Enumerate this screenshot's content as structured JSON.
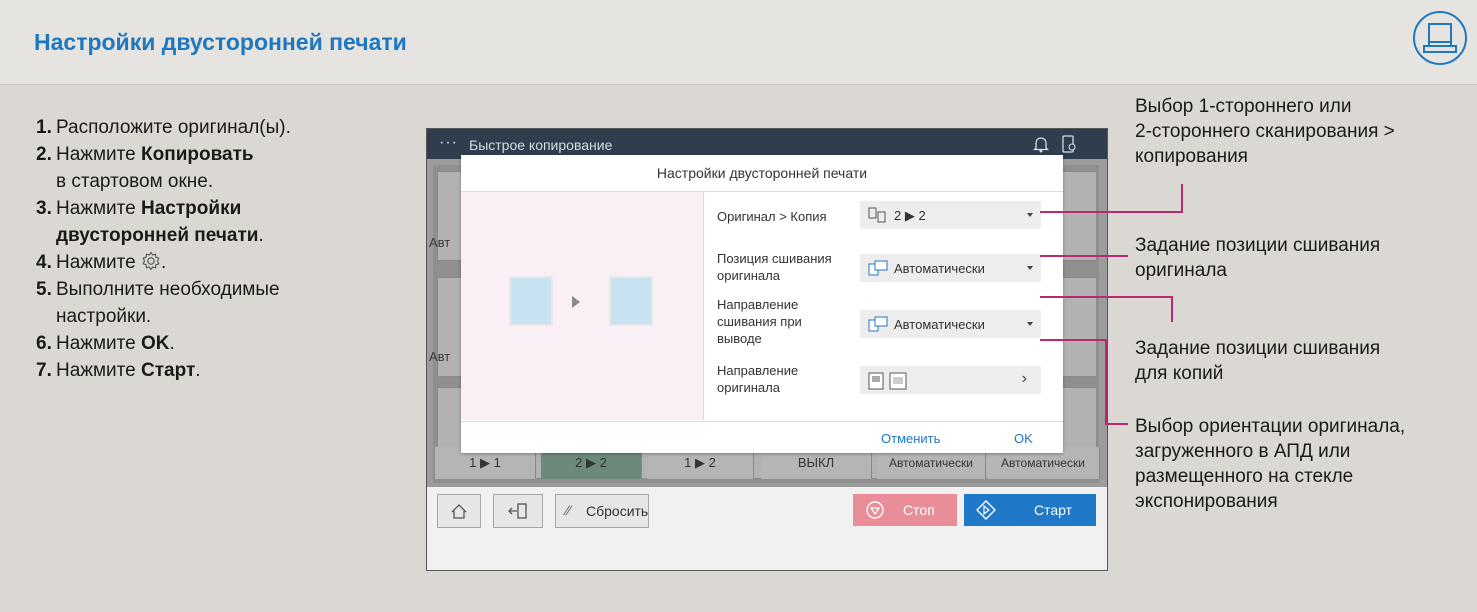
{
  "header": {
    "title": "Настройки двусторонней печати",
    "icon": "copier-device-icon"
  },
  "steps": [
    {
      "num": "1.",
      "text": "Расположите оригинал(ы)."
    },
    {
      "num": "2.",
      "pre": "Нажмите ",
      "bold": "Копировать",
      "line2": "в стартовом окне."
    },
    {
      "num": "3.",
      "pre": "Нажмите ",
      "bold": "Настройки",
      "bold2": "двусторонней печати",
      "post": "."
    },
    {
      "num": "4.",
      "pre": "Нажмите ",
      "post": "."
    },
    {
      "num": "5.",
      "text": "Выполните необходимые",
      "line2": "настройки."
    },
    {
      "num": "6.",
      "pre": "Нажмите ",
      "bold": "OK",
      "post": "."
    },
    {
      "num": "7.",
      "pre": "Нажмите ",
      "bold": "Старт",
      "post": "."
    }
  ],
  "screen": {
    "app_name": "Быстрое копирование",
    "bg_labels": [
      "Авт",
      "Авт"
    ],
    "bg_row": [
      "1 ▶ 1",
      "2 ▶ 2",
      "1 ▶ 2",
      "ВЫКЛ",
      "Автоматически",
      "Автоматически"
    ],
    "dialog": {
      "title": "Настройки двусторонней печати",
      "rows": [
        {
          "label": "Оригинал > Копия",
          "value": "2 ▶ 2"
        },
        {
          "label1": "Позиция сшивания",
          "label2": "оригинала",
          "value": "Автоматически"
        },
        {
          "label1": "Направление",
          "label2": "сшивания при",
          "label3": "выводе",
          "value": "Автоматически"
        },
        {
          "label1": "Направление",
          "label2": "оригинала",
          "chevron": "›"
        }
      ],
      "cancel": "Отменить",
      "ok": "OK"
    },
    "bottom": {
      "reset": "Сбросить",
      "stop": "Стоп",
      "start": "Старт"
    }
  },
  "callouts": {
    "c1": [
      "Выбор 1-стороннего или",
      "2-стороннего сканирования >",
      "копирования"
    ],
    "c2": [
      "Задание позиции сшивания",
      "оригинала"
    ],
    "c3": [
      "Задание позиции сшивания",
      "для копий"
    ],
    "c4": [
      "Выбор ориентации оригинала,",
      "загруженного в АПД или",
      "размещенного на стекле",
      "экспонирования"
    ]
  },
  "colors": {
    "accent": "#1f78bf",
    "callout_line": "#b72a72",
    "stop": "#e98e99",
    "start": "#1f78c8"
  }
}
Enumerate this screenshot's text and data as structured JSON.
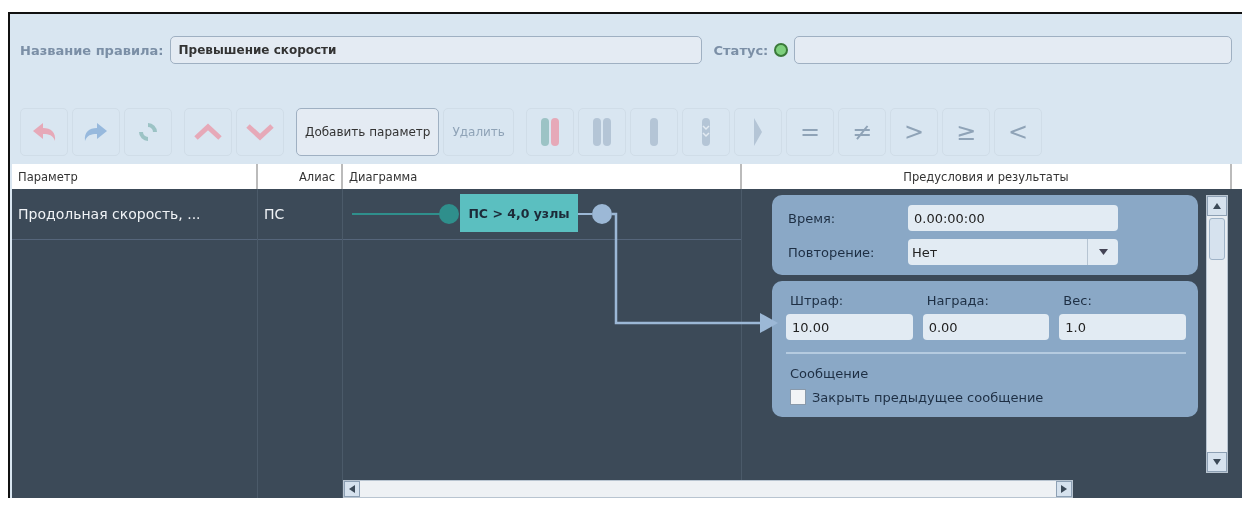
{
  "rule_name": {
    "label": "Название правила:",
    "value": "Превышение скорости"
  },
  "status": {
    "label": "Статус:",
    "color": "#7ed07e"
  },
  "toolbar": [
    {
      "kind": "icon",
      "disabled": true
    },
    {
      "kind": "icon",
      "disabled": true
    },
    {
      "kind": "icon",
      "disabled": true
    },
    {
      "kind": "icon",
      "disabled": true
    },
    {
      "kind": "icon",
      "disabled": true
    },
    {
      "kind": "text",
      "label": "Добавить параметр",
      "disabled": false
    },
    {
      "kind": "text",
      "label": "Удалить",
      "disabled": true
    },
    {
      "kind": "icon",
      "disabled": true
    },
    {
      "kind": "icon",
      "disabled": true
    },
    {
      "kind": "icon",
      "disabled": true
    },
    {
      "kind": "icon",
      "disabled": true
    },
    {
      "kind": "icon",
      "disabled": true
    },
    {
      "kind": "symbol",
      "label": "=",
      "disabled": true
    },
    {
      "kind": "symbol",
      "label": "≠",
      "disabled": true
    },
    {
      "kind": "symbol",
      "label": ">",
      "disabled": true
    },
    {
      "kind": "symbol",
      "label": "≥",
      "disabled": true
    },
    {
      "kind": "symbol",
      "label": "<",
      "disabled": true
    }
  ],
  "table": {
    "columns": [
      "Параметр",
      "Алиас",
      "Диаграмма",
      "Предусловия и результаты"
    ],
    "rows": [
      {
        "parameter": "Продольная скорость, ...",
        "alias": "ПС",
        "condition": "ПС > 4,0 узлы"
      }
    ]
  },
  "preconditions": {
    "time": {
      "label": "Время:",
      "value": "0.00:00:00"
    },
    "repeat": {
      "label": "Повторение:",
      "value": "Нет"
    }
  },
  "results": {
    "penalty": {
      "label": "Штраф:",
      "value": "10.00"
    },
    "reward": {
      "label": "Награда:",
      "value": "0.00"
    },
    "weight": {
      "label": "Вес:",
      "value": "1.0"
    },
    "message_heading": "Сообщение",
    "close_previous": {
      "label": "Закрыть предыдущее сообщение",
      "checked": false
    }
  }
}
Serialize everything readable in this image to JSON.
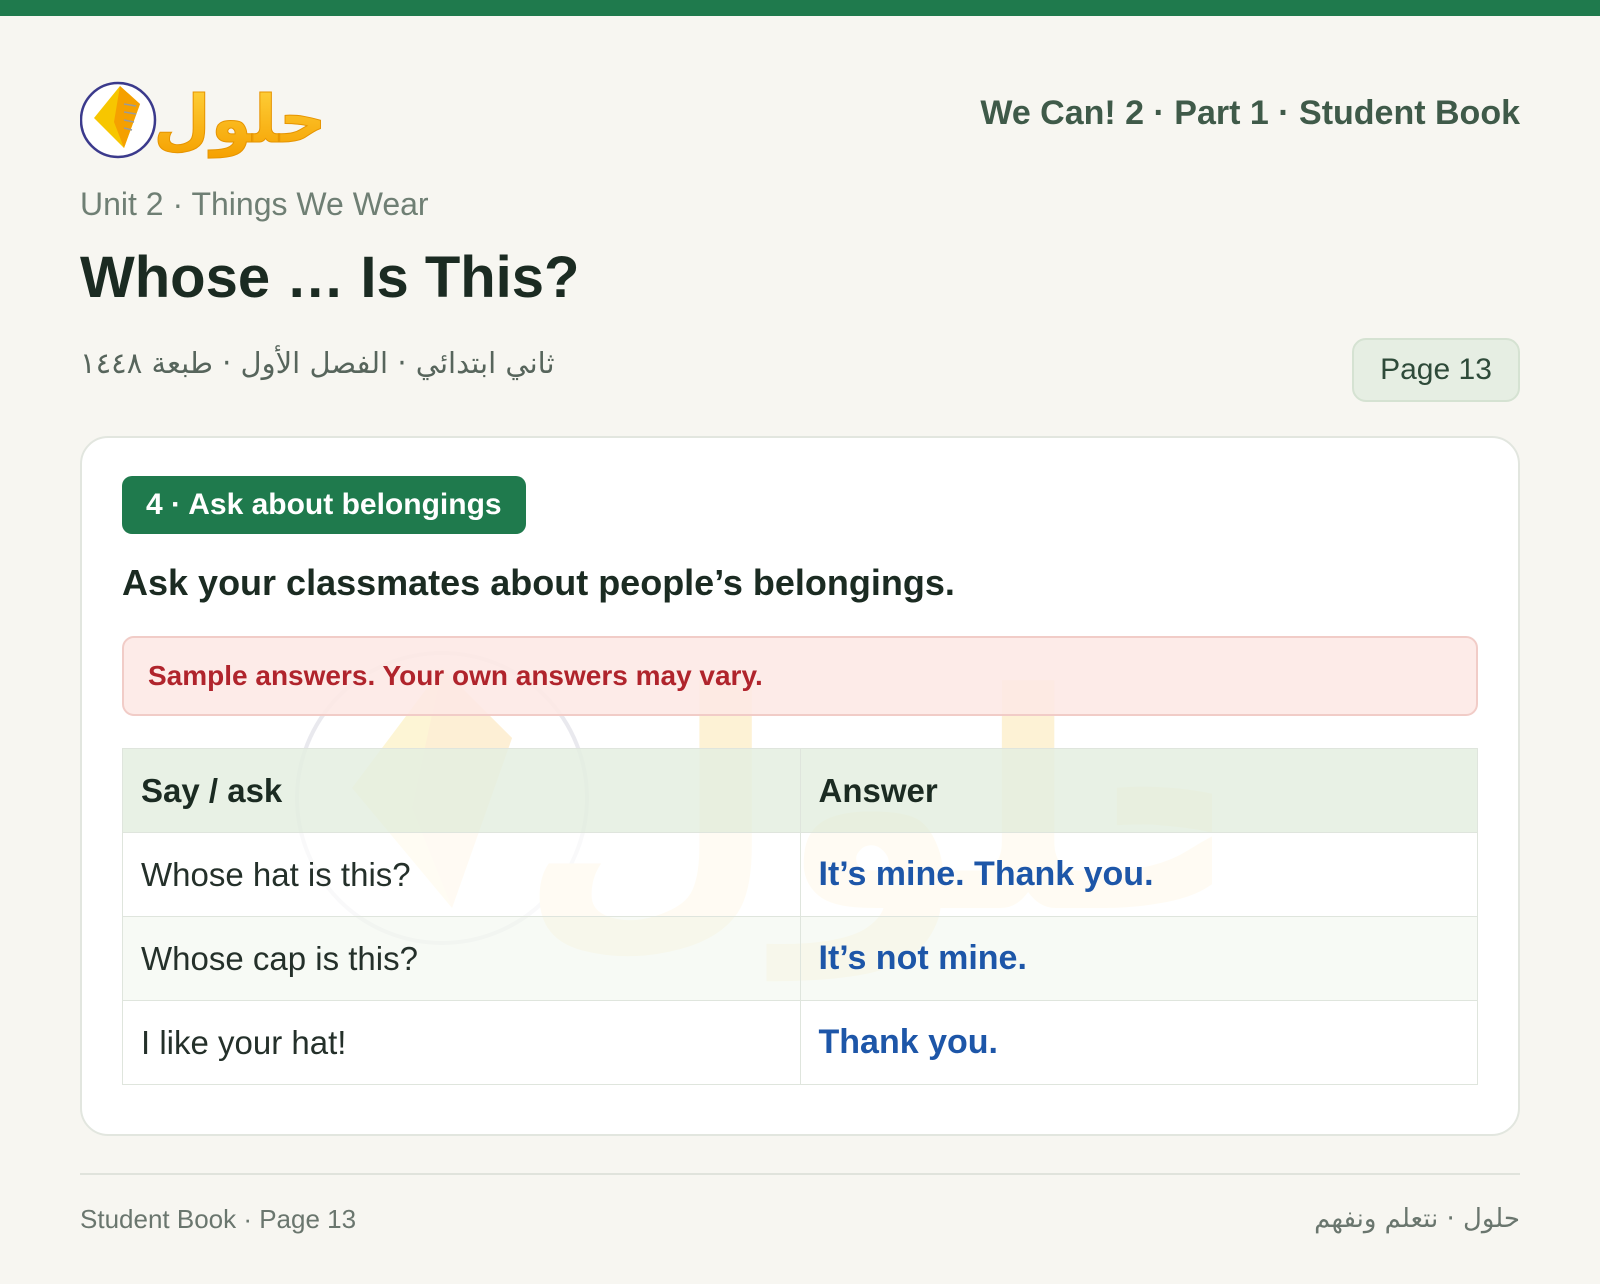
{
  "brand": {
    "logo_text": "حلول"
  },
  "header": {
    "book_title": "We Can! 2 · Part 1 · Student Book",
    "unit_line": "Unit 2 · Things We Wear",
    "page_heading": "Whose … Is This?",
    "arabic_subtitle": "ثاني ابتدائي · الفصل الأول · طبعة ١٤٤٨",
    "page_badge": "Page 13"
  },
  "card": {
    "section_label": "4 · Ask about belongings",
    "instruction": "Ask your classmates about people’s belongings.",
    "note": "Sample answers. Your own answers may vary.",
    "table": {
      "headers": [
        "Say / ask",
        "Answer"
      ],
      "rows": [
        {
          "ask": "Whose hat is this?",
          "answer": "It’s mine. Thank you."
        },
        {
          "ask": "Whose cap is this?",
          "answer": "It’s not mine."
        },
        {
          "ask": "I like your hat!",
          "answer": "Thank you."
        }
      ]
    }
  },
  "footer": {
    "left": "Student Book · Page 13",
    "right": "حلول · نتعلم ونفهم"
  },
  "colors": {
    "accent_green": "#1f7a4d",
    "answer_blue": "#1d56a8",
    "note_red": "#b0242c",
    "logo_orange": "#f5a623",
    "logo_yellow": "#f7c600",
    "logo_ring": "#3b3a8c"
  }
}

-------

## Written exercise:
How many lines in the records above contain the word "Book"? Reply with the number alone.

## Solution to this exercise:
2